/---

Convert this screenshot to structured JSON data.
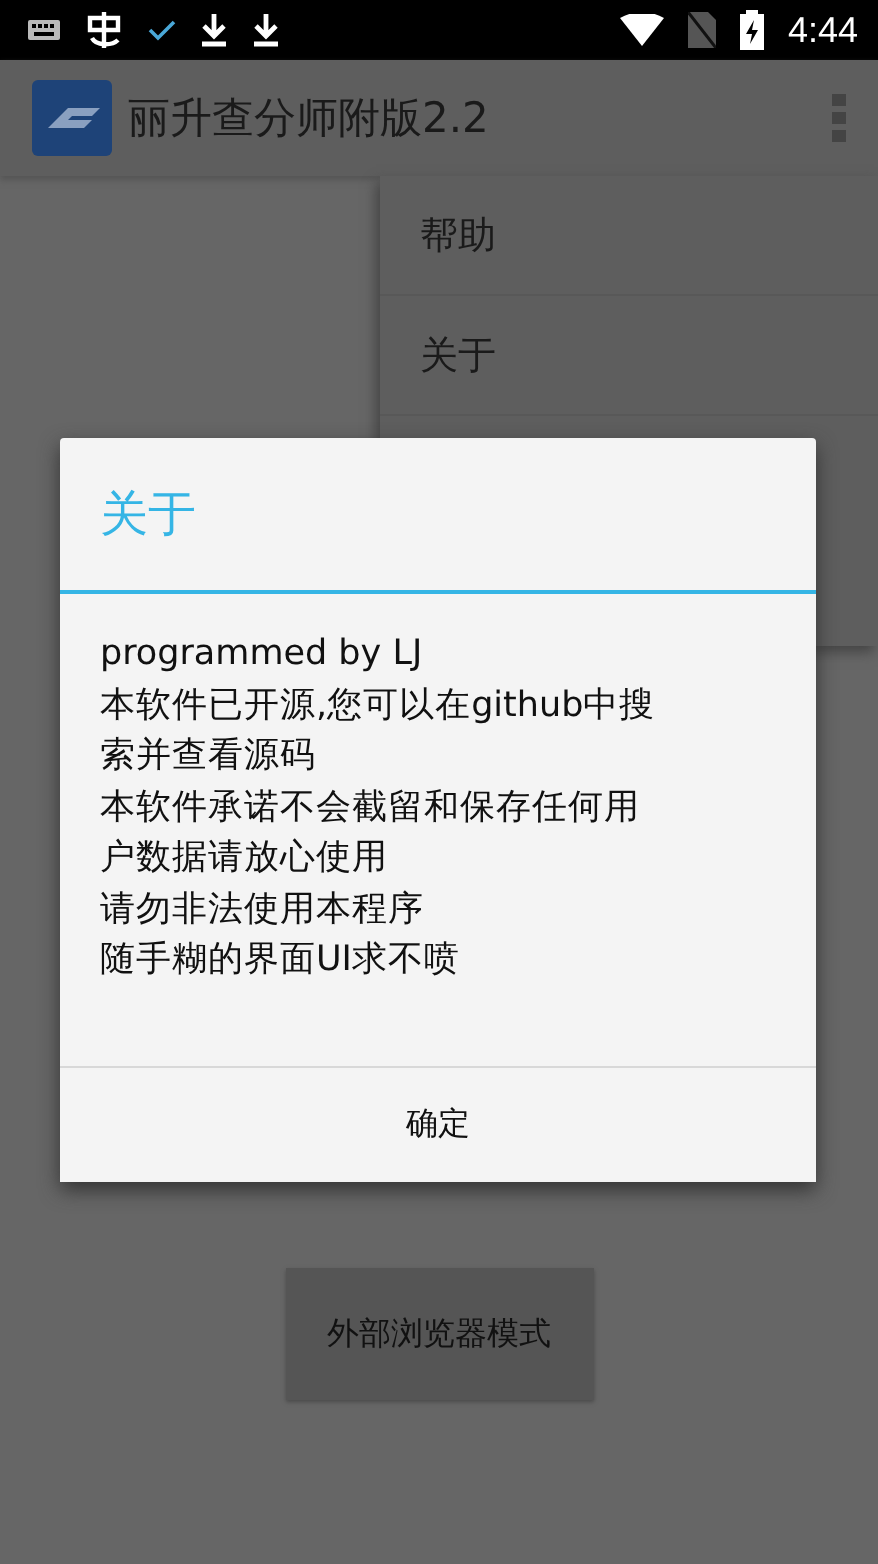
{
  "status_bar": {
    "time": "4:44"
  },
  "app_bar": {
    "title": "丽升查分师附版2.2"
  },
  "overflow_menu": {
    "items": [
      {
        "label": "帮助"
      },
      {
        "label": "关于"
      }
    ]
  },
  "main": {
    "button": "外部浏览器模式"
  },
  "dialog": {
    "title": "关于",
    "lines": [
      "programmed by LJ",
      "本软件已开源,您可以在github中搜",
      "索并查看源码",
      "本软件承诺不会截留和保存任何用",
      "户数据请放心使用",
      "请勿非法使用本程序",
      "随手糊的界面UI求不喷"
    ],
    "button": "确定"
  }
}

\---

Repeat the data exactly, excluding the pictures.

Task output
Convert this screenshot to structured JSON data.
{
  "status_bar": {
    "time": "4:44"
  },
  "app_bar": {
    "title": "丽升查分师附版2.2"
  },
  "overflow_menu": {
    "items": [
      {
        "label": "帮助"
      },
      {
        "label": "关于"
      }
    ]
  },
  "main": {
    "button": "外部浏览器模式"
  },
  "dialog": {
    "title": "关于",
    "lines": [
      "programmed by LJ",
      "本软件已开源,您可以在github中搜",
      "索并查看源码",
      "本软件承诺不会截留和保存任何用",
      "户数据请放心使用",
      "请勿非法使用本程序",
      "随手糊的界面UI求不喷"
    ],
    "button": "确定"
  }
}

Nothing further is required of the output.